[Your instructions] Copy each line where the word "data" occurs.

[Supplied records]
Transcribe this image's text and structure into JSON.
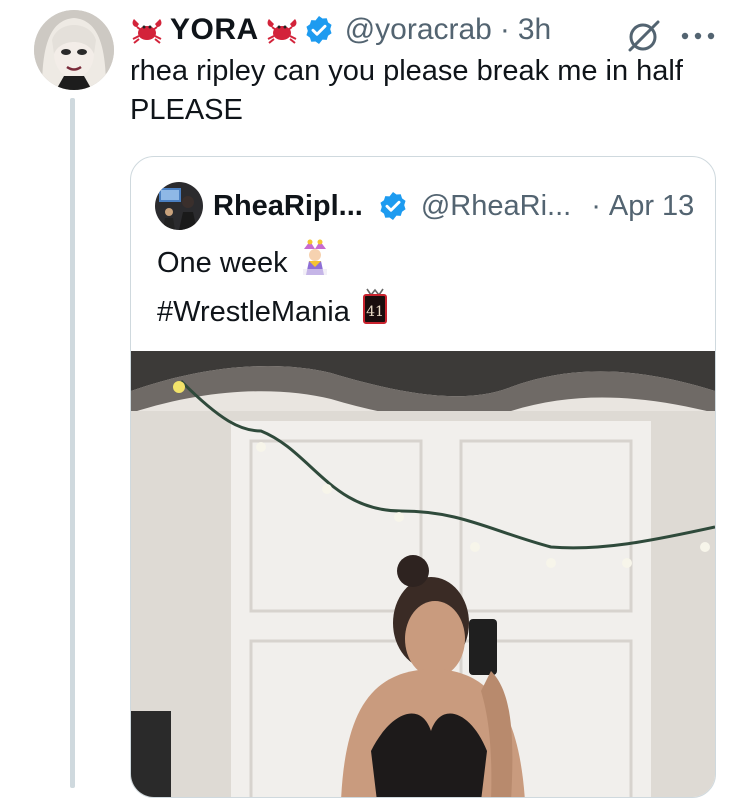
{
  "tweet": {
    "author_name": "YORA",
    "author_handle": "@yoracrab",
    "separator": "·",
    "time": "3h",
    "text_line1": "rhea ripley can you please break me in half",
    "text_line2": "PLEASE"
  },
  "quoted": {
    "author_name": "RheaRipl...",
    "author_handle": "@RheaRi...",
    "separator": "·",
    "date": "Apr 13",
    "text_line1": "One week",
    "text_line2": "#WrestleMania",
    "badge_number": "41"
  },
  "icons": {
    "crab": "crab-emoji-icon",
    "verified": "verified-badge-icon",
    "grok": "grok-icon",
    "more": "more-options-icon",
    "jester": "jester-emoji-icon",
    "wrestlemania": "wrestlemania-41-icon"
  },
  "colors": {
    "verified_blue": "#1d9bf0",
    "secondary_text": "#536471",
    "crab_red": "#d3233a",
    "border": "#cfd9de"
  }
}
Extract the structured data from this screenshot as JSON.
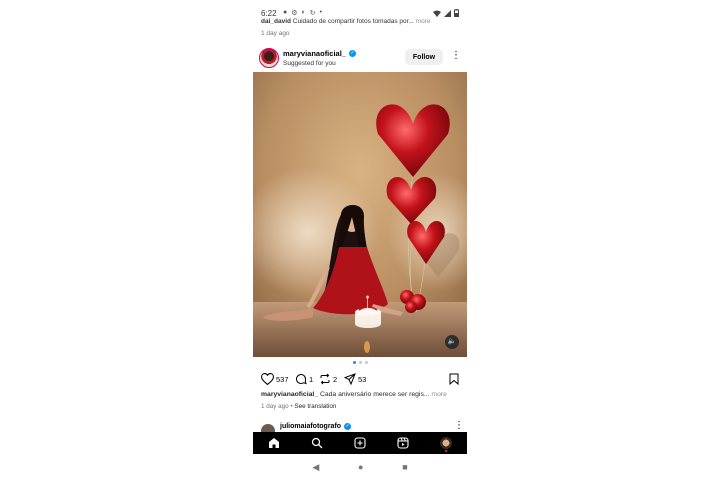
{
  "status_bar": {
    "time": "6:22",
    "notification_icons": [
      "chat-icon",
      "settings-icon",
      "headset-icon",
      "refresh-icon",
      "dot-icon"
    ],
    "system_icons": [
      "wifi-icon",
      "signal-icon",
      "battery-icon"
    ]
  },
  "previous_post": {
    "caption_user": "dai_david",
    "caption_text": "Cuidado de compartir fotos tomadas por...",
    "more_label": "more",
    "time": "1 day ago"
  },
  "post": {
    "username": "maryvianaoficial_",
    "verified": true,
    "subtitle": "Suggested for you",
    "follow_label": "Follow",
    "carousel_count": 3,
    "carousel_active": 0,
    "likes": "537",
    "comments": "1",
    "reposts": "2",
    "shares": "53",
    "caption_user": "maryvianaoficial_",
    "caption_text": "Cada aniversário merece ser regis...",
    "more_label": "more",
    "time": "1 day ago",
    "separator": "•",
    "see_translation": "See translation"
  },
  "next_post": {
    "username": "juliomaiafotografo",
    "verified": true
  },
  "bottom_nav": [
    "home-icon",
    "search-icon",
    "create-icon",
    "reels-icon",
    "profile-avatar"
  ],
  "colors": {
    "verified_blue": "#0095f6",
    "follow_bg": "#efefef",
    "nav_bg": "#000000",
    "muted_text": "#737373"
  }
}
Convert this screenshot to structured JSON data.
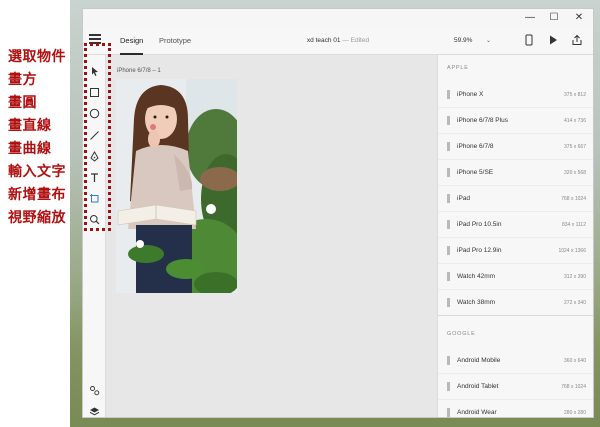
{
  "annotations": [
    "選取物件",
    "畫方",
    "畫圓",
    "畫直線",
    "畫曲線",
    "輸入文字",
    "新增畫布",
    "視野縮放"
  ],
  "window": {
    "minimize": "—",
    "maximize": "☐",
    "close": "✕"
  },
  "appbar": {
    "tabs": [
      {
        "label": "Design",
        "active": true
      },
      {
        "label": "Prototype",
        "active": false
      }
    ],
    "doc_name": "xd teach 01",
    "doc_sep": "—",
    "doc_status": "Edited",
    "zoom": "59.9%"
  },
  "toolbar": {
    "tools": [
      "select-tool",
      "rectangle-tool",
      "ellipse-tool",
      "line-tool",
      "pen-tool",
      "text-tool",
      "artboard-tool",
      "zoom-tool"
    ],
    "bottom": [
      "symbols-icon",
      "layers-icon"
    ]
  },
  "canvas": {
    "artboard_label": "iPhone 6/7/8 – 1"
  },
  "panel": {
    "apple_heading": "APPLE",
    "apple_devices": [
      {
        "name": "iPhone X",
        "size": "375 x 812"
      },
      {
        "name": "iPhone 6/7/8 Plus",
        "size": "414 x 736"
      },
      {
        "name": "iPhone 6/7/8",
        "size": "375 x 667"
      },
      {
        "name": "iPhone 5/SE",
        "size": "320 x 568"
      },
      {
        "name": "iPad",
        "size": "768 x 1024"
      },
      {
        "name": "iPad Pro 10.5in",
        "size": "834 x 1112"
      },
      {
        "name": "iPad Pro 12.9in",
        "size": "1024 x 1366"
      },
      {
        "name": "Watch 42mm",
        "size": "312 x 390"
      },
      {
        "name": "Watch 38mm",
        "size": "272 x 340"
      }
    ],
    "google_heading": "GOOGLE",
    "google_devices": [
      {
        "name": "Android Mobile",
        "size": "360 x 640"
      },
      {
        "name": "Android Tablet",
        "size": "768 x 1024"
      },
      {
        "name": "Android Wear",
        "size": "280 x 280"
      }
    ]
  },
  "colors": {
    "annotation_red": "#b01010",
    "active_tab": "#2c2c2c"
  }
}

[Complete answer]
Extract the structured data from this screenshot as JSON.
Convert this screenshot to structured JSON data.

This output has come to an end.